### What is needed
Write the records out again, precisely as they stand.

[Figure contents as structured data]
****
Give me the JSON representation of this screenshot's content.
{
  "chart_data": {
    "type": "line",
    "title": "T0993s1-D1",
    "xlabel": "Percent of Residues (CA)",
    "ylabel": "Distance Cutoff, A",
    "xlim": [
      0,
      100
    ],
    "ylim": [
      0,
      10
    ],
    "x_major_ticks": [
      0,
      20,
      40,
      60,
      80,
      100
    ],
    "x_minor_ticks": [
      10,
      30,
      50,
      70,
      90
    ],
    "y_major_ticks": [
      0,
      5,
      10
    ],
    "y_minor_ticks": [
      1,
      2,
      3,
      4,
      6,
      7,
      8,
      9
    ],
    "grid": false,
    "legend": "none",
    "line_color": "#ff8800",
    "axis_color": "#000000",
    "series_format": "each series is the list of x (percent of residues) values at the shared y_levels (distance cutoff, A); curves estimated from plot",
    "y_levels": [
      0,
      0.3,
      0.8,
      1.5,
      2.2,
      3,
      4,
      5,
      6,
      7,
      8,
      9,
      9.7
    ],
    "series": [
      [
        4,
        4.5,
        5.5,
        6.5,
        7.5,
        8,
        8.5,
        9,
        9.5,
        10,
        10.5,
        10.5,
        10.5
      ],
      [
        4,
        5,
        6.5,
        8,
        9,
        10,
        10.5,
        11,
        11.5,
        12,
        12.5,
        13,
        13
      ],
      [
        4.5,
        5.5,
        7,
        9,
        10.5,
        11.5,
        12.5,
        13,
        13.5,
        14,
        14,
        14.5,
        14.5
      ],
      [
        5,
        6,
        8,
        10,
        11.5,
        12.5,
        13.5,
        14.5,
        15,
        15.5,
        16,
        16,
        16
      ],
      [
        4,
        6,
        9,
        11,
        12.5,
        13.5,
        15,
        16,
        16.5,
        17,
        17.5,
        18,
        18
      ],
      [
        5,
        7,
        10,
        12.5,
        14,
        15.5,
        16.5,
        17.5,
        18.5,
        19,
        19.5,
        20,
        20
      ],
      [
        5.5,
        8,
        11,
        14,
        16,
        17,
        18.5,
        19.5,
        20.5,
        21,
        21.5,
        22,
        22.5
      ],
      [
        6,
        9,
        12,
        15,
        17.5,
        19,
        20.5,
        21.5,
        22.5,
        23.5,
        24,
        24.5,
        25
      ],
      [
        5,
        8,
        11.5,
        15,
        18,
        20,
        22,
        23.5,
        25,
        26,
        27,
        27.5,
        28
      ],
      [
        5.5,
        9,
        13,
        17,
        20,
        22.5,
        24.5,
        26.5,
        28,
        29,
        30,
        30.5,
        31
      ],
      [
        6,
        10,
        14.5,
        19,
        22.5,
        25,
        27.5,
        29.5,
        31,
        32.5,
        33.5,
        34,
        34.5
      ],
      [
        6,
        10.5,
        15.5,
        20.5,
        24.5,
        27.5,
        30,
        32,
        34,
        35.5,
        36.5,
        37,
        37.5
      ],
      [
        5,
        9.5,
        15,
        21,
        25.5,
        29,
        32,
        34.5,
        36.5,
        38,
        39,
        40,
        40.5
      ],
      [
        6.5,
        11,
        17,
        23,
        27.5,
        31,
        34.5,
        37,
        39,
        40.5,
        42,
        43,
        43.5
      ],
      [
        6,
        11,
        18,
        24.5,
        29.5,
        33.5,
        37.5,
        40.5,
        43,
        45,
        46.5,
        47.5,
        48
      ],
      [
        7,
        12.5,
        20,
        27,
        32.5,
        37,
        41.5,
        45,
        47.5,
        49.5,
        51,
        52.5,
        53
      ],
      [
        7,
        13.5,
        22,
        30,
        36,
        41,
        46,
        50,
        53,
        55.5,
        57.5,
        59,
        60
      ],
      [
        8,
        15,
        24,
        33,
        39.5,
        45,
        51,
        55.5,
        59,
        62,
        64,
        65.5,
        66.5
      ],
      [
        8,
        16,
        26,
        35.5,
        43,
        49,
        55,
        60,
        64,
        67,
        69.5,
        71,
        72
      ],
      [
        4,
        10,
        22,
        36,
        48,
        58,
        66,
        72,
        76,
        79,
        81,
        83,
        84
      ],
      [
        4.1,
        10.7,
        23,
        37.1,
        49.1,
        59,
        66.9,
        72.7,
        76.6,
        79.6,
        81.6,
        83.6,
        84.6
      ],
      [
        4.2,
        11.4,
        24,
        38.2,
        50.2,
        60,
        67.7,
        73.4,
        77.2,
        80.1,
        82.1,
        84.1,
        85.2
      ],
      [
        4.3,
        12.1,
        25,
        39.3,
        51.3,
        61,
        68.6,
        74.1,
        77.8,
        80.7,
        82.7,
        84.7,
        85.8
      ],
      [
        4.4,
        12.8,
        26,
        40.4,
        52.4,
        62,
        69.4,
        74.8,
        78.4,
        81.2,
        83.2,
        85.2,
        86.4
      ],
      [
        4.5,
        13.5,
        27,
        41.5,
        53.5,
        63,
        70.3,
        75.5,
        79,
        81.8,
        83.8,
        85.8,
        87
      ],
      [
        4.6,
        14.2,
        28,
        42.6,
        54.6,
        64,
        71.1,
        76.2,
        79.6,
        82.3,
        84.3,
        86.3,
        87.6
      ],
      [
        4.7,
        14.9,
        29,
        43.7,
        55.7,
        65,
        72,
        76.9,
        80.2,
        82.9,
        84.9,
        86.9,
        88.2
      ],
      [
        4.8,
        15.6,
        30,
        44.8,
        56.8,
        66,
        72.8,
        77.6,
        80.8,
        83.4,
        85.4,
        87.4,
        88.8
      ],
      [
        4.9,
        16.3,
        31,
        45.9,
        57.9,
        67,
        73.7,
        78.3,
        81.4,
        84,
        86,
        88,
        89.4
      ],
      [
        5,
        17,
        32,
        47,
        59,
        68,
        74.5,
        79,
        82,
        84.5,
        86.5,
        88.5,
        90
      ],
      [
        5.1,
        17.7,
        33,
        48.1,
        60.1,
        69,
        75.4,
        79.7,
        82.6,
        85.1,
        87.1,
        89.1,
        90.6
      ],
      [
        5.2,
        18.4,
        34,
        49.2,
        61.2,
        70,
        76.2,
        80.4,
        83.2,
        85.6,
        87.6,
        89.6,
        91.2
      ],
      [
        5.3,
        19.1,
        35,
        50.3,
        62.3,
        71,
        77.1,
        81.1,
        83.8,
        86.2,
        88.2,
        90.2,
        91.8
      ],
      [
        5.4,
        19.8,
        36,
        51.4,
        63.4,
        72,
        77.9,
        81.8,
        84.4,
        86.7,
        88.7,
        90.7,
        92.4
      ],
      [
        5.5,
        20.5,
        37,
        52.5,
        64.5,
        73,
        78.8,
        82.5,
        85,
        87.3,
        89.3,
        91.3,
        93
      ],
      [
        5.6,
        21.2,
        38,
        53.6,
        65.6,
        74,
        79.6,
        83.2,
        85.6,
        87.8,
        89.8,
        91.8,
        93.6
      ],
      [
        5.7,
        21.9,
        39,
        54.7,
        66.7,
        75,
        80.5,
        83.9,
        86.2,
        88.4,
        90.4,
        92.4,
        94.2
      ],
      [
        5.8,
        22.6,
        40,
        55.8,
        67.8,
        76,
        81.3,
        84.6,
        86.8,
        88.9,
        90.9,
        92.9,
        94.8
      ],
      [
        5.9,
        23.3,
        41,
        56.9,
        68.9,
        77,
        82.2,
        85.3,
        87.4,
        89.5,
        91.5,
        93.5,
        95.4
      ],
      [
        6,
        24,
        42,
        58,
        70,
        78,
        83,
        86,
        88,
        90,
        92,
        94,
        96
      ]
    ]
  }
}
****
### The output
Give me the JSON representation of this screenshot's content.
{
  "chart_data": {
    "type": "line",
    "title": "T0993s1-D1",
    "xlabel": "Percent of Residues (CA)",
    "ylabel": "Distance Cutoff, A",
    "xlim": [
      0,
      100
    ],
    "ylim": [
      0,
      10
    ],
    "x_major_ticks": [
      0,
      20,
      40,
      60,
      80,
      100
    ],
    "x_minor_ticks": [
      10,
      30,
      50,
      70,
      90
    ],
    "y_major_ticks": [
      0,
      5,
      10
    ],
    "y_minor_ticks": [
      1,
      2,
      3,
      4,
      6,
      7,
      8,
      9
    ],
    "grid": false,
    "legend": "none",
    "line_color": "#ff8800",
    "axis_color": "#000000",
    "series_format": "each series is the list of x (percent of residues) values at the shared y_levels (distance cutoff, A); curves estimated from plot",
    "y_levels": [
      0,
      0.3,
      0.8,
      1.5,
      2.2,
      3,
      4,
      5,
      6,
      7,
      8,
      9,
      9.7
    ],
    "series": [
      [
        4,
        4.5,
        5.5,
        6.5,
        7.5,
        8,
        8.5,
        9,
        9.5,
        10,
        10.5,
        10.5,
        10.5
      ],
      [
        4,
        5,
        6.5,
        8,
        9,
        10,
        10.5,
        11,
        11.5,
        12,
        12.5,
        13,
        13
      ],
      [
        4.5,
        5.5,
        7,
        9,
        10.5,
        11.5,
        12.5,
        13,
        13.5,
        14,
        14,
        14.5,
        14.5
      ],
      [
        5,
        6,
        8,
        10,
        11.5,
        12.5,
        13.5,
        14.5,
        15,
        15.5,
        16,
        16,
        16
      ],
      [
        4,
        6,
        9,
        11,
        12.5,
        13.5,
        15,
        16,
        16.5,
        17,
        17.5,
        18,
        18
      ],
      [
        5,
        7,
        10,
        12.5,
        14,
        15.5,
        16.5,
        17.5,
        18.5,
        19,
        19.5,
        20,
        20
      ],
      [
        5.5,
        8,
        11,
        14,
        16,
        17,
        18.5,
        19.5,
        20.5,
        21,
        21.5,
        22,
        22.5
      ],
      [
        6,
        9,
        12,
        15,
        17.5,
        19,
        20.5,
        21.5,
        22.5,
        23.5,
        24,
        24.5,
        25
      ],
      [
        5,
        8,
        11.5,
        15,
        18,
        20,
        22,
        23.5,
        25,
        26,
        27,
        27.5,
        28
      ],
      [
        5.5,
        9,
        13,
        17,
        20,
        22.5,
        24.5,
        26.5,
        28,
        29,
        30,
        30.5,
        31
      ],
      [
        6,
        10,
        14.5,
        19,
        22.5,
        25,
        27.5,
        29.5,
        31,
        32.5,
        33.5,
        34,
        34.5
      ],
      [
        6,
        10.5,
        15.5,
        20.5,
        24.5,
        27.5,
        30,
        32,
        34,
        35.5,
        36.5,
        37,
        37.5
      ],
      [
        5,
        9.5,
        15,
        21,
        25.5,
        29,
        32,
        34.5,
        36.5,
        38,
        39,
        40,
        40.5
      ],
      [
        6.5,
        11,
        17,
        23,
        27.5,
        31,
        34.5,
        37,
        39,
        40.5,
        42,
        43,
        43.5
      ],
      [
        6,
        11,
        18,
        24.5,
        29.5,
        33.5,
        37.5,
        40.5,
        43,
        45,
        46.5,
        47.5,
        48
      ],
      [
        7,
        12.5,
        20,
        27,
        32.5,
        37,
        41.5,
        45,
        47.5,
        49.5,
        51,
        52.5,
        53
      ],
      [
        7,
        13.5,
        22,
        30,
        36,
        41,
        46,
        50,
        53,
        55.5,
        57.5,
        59,
        60
      ],
      [
        8,
        15,
        24,
        33,
        39.5,
        45,
        51,
        55.5,
        59,
        62,
        64,
        65.5,
        66.5
      ],
      [
        8,
        16,
        26,
        35.5,
        43,
        49,
        55,
        60,
        64,
        67,
        69.5,
        71,
        72
      ],
      [
        4,
        10,
        22,
        36,
        48,
        58,
        66,
        72,
        76,
        79,
        81,
        83,
        84
      ],
      [
        4.1,
        10.7,
        23,
        37.1,
        49.1,
        59,
        66.9,
        72.7,
        76.6,
        79.6,
        81.6,
        83.6,
        84.6
      ],
      [
        4.2,
        11.4,
        24,
        38.2,
        50.2,
        60,
        67.7,
        73.4,
        77.2,
        80.1,
        82.1,
        84.1,
        85.2
      ],
      [
        4.3,
        12.1,
        25,
        39.3,
        51.3,
        61,
        68.6,
        74.1,
        77.8,
        80.7,
        82.7,
        84.7,
        85.8
      ],
      [
        4.4,
        12.8,
        26,
        40.4,
        52.4,
        62,
        69.4,
        74.8,
        78.4,
        81.2,
        83.2,
        85.2,
        86.4
      ],
      [
        4.5,
        13.5,
        27,
        41.5,
        53.5,
        63,
        70.3,
        75.5,
        79,
        81.8,
        83.8,
        85.8,
        87
      ],
      [
        4.6,
        14.2,
        28,
        42.6,
        54.6,
        64,
        71.1,
        76.2,
        79.6,
        82.3,
        84.3,
        86.3,
        87.6
      ],
      [
        4.7,
        14.9,
        29,
        43.7,
        55.7,
        65,
        72,
        76.9,
        80.2,
        82.9,
        84.9,
        86.9,
        88.2
      ],
      [
        4.8,
        15.6,
        30,
        44.8,
        56.8,
        66,
        72.8,
        77.6,
        80.8,
        83.4,
        85.4,
        87.4,
        88.8
      ],
      [
        4.9,
        16.3,
        31,
        45.9,
        57.9,
        67,
        73.7,
        78.3,
        81.4,
        84,
        86,
        88,
        89.4
      ],
      [
        5,
        17,
        32,
        47,
        59,
        68,
        74.5,
        79,
        82,
        84.5,
        86.5,
        88.5,
        90
      ],
      [
        5.1,
        17.7,
        33,
        48.1,
        60.1,
        69,
        75.4,
        79.7,
        82.6,
        85.1,
        87.1,
        89.1,
        90.6
      ],
      [
        5.2,
        18.4,
        34,
        49.2,
        61.2,
        70,
        76.2,
        80.4,
        83.2,
        85.6,
        87.6,
        89.6,
        91.2
      ],
      [
        5.3,
        19.1,
        35,
        50.3,
        62.3,
        71,
        77.1,
        81.1,
        83.8,
        86.2,
        88.2,
        90.2,
        91.8
      ],
      [
        5.4,
        19.8,
        36,
        51.4,
        63.4,
        72,
        77.9,
        81.8,
        84.4,
        86.7,
        88.7,
        90.7,
        92.4
      ],
      [
        5.5,
        20.5,
        37,
        52.5,
        64.5,
        73,
        78.8,
        82.5,
        85,
        87.3,
        89.3,
        91.3,
        93
      ],
      [
        5.6,
        21.2,
        38,
        53.6,
        65.6,
        74,
        79.6,
        83.2,
        85.6,
        87.8,
        89.8,
        91.8,
        93.6
      ],
      [
        5.7,
        21.9,
        39,
        54.7,
        66.7,
        75,
        80.5,
        83.9,
        86.2,
        88.4,
        90.4,
        92.4,
        94.2
      ],
      [
        5.8,
        22.6,
        40,
        55.8,
        67.8,
        76,
        81.3,
        84.6,
        86.8,
        88.9,
        90.9,
        92.9,
        94.8
      ],
      [
        5.9,
        23.3,
        41,
        56.9,
        68.9,
        77,
        82.2,
        85.3,
        87.4,
        89.5,
        91.5,
        93.5,
        95.4
      ],
      [
        6,
        24,
        42,
        58,
        70,
        78,
        83,
        86,
        88,
        90,
        92,
        94,
        96
      ]
    ]
  }
}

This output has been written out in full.